In the listing below, find every line containing "appaiono" and copy it out.

Collected data
** Begin **
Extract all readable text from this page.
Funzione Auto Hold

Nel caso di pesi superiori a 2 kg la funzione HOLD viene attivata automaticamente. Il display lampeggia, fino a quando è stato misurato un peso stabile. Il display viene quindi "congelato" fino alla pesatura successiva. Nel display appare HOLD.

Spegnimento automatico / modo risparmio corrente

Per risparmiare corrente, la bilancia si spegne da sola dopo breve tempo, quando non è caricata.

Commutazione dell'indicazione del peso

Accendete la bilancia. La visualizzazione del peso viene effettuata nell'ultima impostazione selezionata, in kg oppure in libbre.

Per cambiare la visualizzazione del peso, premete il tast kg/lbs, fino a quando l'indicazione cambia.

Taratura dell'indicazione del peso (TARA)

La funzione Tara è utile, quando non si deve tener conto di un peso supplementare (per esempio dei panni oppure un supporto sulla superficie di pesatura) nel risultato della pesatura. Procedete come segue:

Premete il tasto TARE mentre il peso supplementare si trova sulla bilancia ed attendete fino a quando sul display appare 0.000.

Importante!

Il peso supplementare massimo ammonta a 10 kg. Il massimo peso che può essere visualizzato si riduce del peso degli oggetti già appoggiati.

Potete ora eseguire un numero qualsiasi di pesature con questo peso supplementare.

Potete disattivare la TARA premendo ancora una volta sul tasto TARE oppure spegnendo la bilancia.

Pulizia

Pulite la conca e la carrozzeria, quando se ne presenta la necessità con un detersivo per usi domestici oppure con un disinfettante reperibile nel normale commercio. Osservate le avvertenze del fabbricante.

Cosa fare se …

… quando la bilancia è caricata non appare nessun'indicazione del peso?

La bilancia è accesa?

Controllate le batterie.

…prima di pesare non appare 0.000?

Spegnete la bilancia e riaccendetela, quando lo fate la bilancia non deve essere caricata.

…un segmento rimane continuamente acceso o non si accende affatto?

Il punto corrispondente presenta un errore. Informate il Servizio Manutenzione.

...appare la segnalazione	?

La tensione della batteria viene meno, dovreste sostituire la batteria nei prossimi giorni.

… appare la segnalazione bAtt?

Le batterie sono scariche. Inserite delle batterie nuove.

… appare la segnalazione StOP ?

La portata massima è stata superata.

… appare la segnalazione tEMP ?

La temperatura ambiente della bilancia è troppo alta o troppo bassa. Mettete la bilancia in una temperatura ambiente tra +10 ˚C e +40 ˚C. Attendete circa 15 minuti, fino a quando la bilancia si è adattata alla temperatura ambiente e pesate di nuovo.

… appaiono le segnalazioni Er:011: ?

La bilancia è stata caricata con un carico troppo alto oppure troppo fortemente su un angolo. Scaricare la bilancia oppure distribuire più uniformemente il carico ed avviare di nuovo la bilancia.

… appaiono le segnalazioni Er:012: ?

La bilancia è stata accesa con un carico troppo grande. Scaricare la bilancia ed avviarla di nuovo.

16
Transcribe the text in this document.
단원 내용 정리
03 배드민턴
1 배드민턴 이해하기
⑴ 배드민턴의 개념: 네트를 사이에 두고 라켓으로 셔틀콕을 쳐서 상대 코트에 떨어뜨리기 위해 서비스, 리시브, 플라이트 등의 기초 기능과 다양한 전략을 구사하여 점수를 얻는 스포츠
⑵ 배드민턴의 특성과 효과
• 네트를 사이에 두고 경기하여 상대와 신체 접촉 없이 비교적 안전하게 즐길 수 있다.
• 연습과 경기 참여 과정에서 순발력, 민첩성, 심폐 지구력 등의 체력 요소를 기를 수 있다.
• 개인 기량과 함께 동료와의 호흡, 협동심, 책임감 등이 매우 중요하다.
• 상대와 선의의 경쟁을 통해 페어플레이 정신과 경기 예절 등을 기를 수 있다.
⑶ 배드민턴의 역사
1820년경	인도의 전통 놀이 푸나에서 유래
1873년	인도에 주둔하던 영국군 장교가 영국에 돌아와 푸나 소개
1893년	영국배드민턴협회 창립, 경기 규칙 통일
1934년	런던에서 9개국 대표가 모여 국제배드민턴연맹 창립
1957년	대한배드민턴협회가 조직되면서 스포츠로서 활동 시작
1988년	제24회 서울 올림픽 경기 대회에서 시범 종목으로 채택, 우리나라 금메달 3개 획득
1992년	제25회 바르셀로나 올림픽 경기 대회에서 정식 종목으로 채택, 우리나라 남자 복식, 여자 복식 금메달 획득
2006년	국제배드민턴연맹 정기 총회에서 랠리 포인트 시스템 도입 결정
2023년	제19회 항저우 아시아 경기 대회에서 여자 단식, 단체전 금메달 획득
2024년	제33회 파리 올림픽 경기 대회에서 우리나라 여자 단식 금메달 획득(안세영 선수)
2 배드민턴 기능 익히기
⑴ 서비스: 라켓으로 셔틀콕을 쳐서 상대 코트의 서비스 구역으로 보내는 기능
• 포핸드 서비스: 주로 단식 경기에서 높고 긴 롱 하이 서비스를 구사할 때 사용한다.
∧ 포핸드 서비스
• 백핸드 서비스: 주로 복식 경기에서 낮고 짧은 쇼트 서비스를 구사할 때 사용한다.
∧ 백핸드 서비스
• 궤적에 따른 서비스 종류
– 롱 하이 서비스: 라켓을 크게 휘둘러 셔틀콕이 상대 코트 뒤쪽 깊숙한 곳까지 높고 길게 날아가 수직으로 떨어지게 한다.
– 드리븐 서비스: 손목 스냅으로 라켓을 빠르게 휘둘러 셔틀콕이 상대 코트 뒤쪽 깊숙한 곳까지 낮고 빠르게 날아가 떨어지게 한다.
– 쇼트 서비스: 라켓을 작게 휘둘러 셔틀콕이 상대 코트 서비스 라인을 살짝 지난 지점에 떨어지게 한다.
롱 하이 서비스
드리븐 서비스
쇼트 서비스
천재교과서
** End **
**RESULT:**
… appaiono le segnalazioni Er:011: ?
… appaiono le segnalazioni Er:012: ?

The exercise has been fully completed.